- **Do this**:
Report how many lines contain the word "Commercial"; answer with the number only.

- **Records supplied**:
____________________

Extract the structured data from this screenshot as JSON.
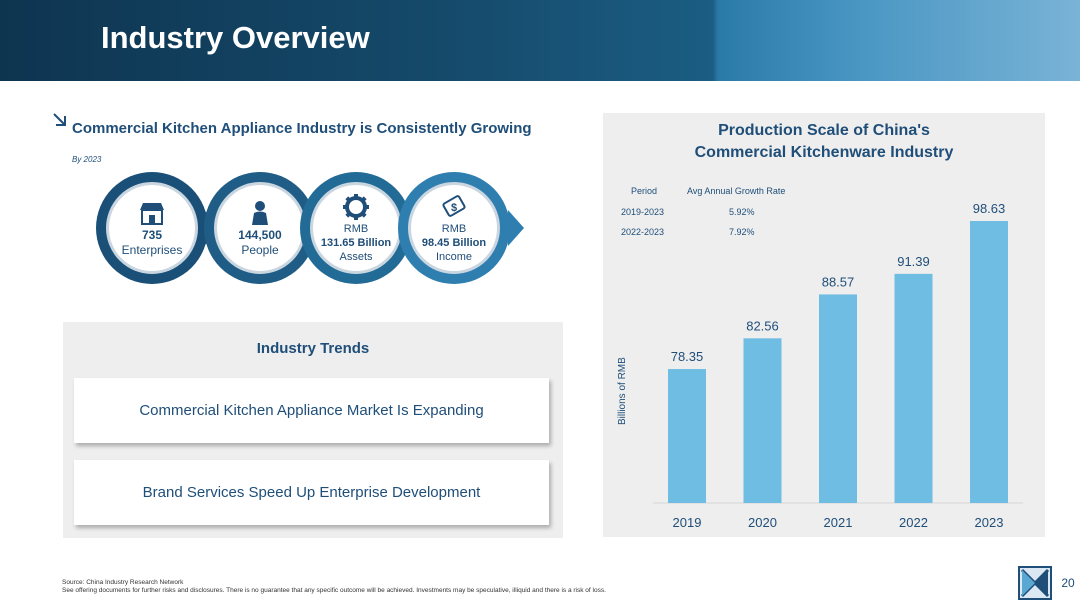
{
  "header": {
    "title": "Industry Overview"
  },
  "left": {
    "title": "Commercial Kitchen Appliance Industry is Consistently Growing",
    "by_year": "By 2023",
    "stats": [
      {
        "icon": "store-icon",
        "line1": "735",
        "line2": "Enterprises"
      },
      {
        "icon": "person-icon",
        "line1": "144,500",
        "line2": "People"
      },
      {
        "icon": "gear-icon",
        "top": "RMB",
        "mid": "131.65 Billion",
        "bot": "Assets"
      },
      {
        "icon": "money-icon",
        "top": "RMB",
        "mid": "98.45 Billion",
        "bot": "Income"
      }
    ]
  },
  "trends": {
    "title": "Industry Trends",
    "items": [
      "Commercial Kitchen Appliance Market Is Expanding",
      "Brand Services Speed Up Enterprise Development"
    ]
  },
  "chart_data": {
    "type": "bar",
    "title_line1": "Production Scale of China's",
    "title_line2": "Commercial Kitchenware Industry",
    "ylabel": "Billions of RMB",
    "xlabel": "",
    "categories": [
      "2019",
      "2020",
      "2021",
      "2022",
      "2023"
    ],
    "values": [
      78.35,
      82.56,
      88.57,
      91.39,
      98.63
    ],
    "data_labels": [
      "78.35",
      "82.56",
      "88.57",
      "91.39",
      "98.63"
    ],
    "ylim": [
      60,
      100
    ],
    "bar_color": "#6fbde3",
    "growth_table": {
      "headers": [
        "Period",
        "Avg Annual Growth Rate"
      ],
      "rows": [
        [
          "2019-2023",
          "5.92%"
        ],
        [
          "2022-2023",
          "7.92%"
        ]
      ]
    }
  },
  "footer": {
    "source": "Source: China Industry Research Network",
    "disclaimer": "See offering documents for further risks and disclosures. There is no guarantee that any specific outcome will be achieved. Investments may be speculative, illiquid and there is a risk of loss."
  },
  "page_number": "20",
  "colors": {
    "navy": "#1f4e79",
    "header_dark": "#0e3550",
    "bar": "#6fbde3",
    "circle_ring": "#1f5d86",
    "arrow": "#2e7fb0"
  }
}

____________________

- **Result**:
3